Begin DATASET RECORDS

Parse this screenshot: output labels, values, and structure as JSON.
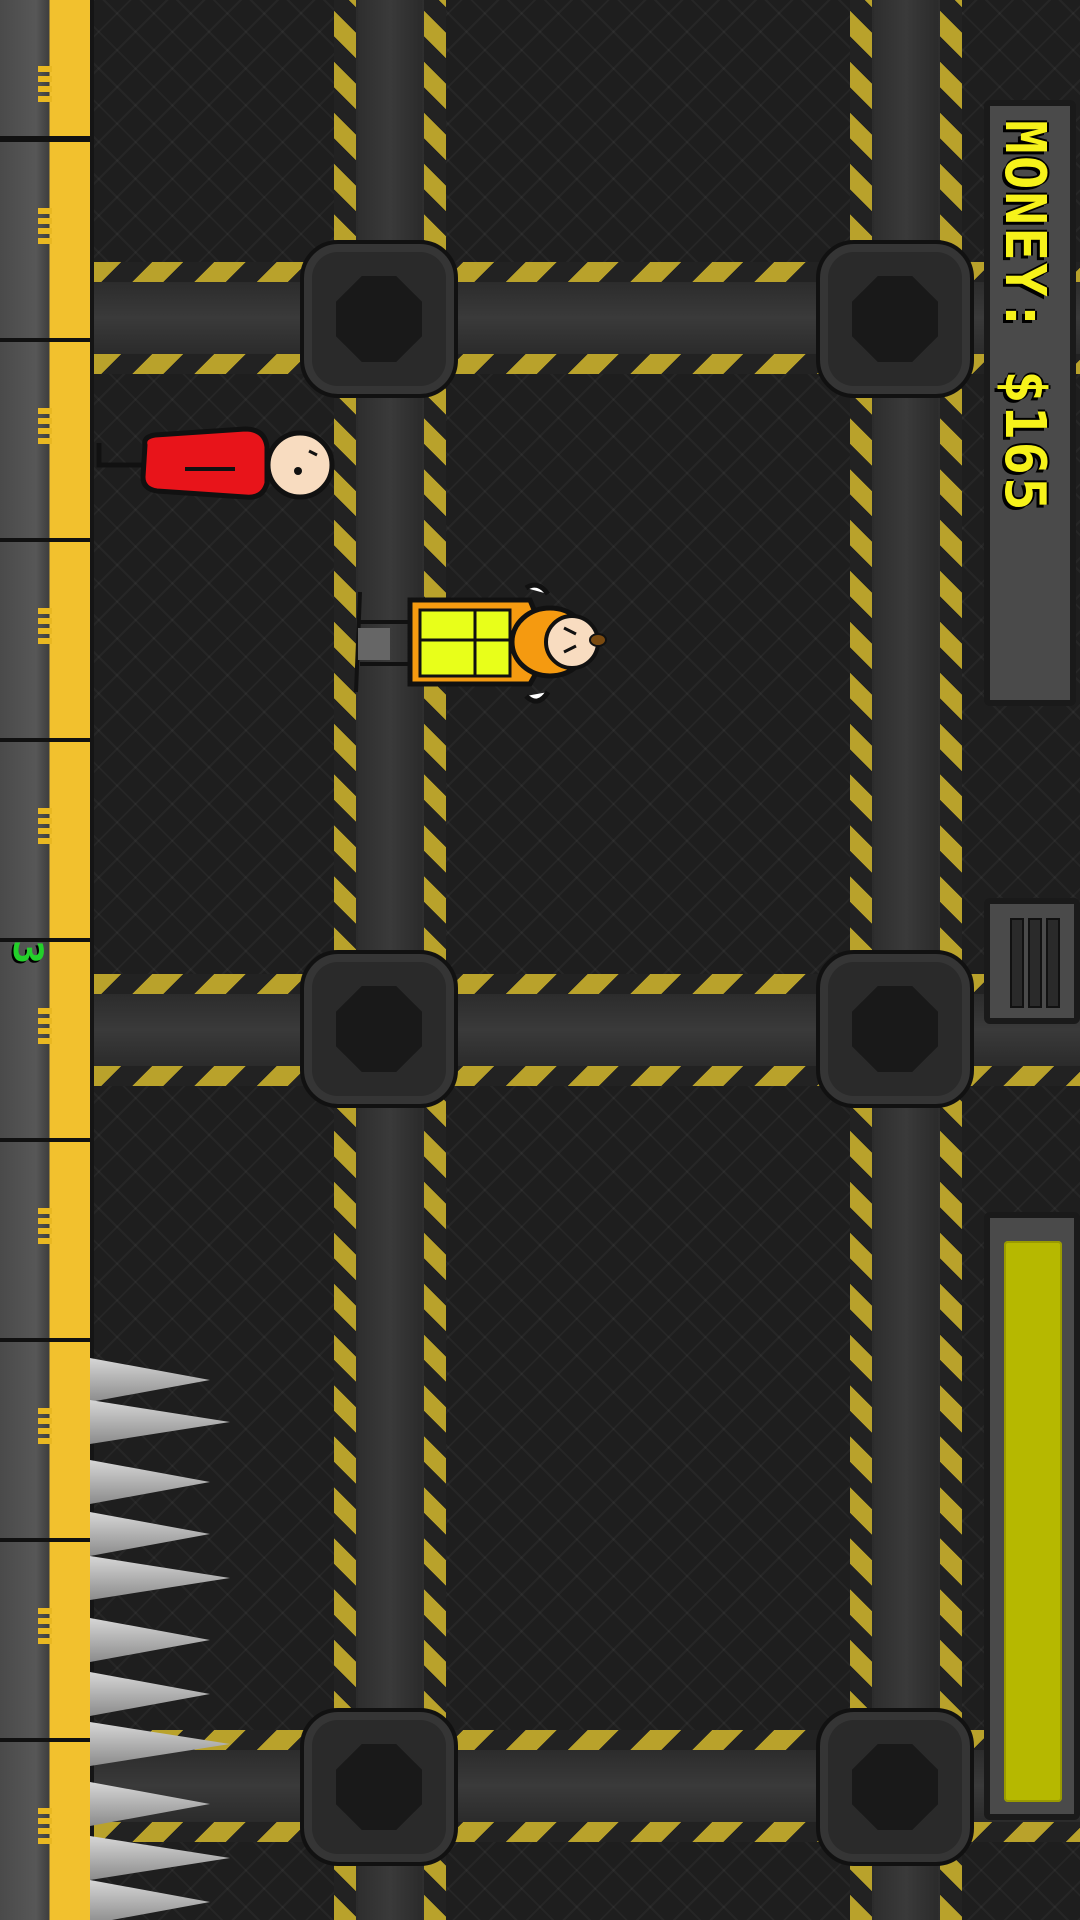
{
  "hud": {
    "money_text": "MONEY: $165",
    "counter": "3",
    "energy_fraction": 0.98
  },
  "colors": {
    "money_text": "#f6f21a",
    "counter_text": "#23d12a",
    "hazard_stripe": "#b9a22b",
    "energy_fill": "#b6b800",
    "enemy_body": "#e8141a",
    "player_suit": "#f59a10",
    "player_vest": "#e8ff1a"
  },
  "icons": {
    "pause": "pause-icon",
    "spikes": "spike-trap-icon"
  }
}
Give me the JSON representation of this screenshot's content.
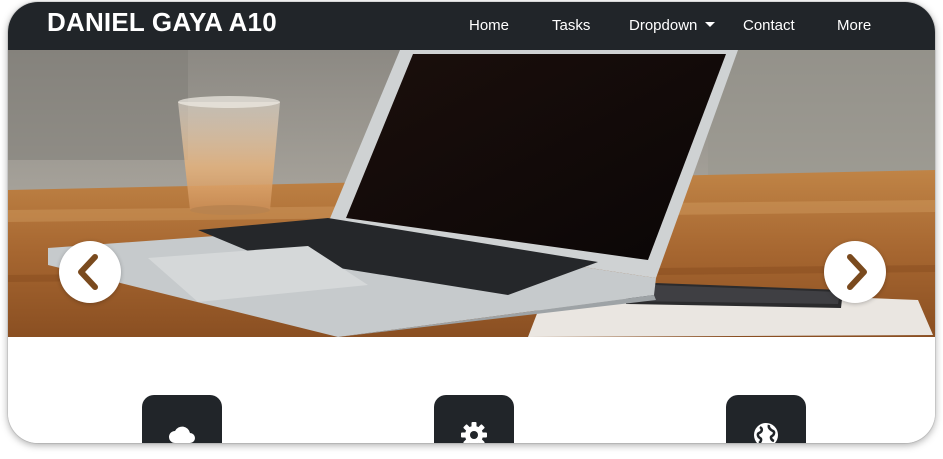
{
  "navbar": {
    "brand": "DANIEL GAYA A10",
    "items": [
      {
        "label": "Home"
      },
      {
        "label": "Tasks"
      },
      {
        "label": "Dropdown",
        "has_caret": true
      },
      {
        "label": "Contact"
      },
      {
        "label": "More"
      }
    ]
  },
  "carousel": {
    "prev_icon": "chevron-left-icon",
    "next_icon": "chevron-right-icon",
    "arrow_color": "#7a4a1e"
  },
  "features": [
    {
      "icon": "cloud-icon"
    },
    {
      "icon": "gear-icon"
    },
    {
      "icon": "globe-icon"
    }
  ],
  "colors": {
    "navbar_bg": "#212529",
    "tile_bg": "#212529"
  }
}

End DATASET RECORDS

## PROMPT
Write out exactly the lines beginning with the line that holds "Give me the" and ending with the final line of the data, both ends included, without the pictures.

## SOLUTION TO THE EXERCISE
Give me the JSON representation of this screenshot's content.
{
  "navbar": {
    "brand": "DANIEL GAYA A10",
    "items": [
      {
        "label": "Home"
      },
      {
        "label": "Tasks"
      },
      {
        "label": "Dropdown",
        "has_caret": true
      },
      {
        "label": "Contact"
      },
      {
        "label": "More"
      }
    ]
  },
  "carousel": {
    "prev_icon": "chevron-left-icon",
    "next_icon": "chevron-right-icon",
    "arrow_color": "#7a4a1e"
  },
  "features": [
    {
      "icon": "cloud-icon"
    },
    {
      "icon": "gear-icon"
    },
    {
      "icon": "globe-icon"
    }
  ],
  "colors": {
    "navbar_bg": "#212529",
    "tile_bg": "#212529"
  }
}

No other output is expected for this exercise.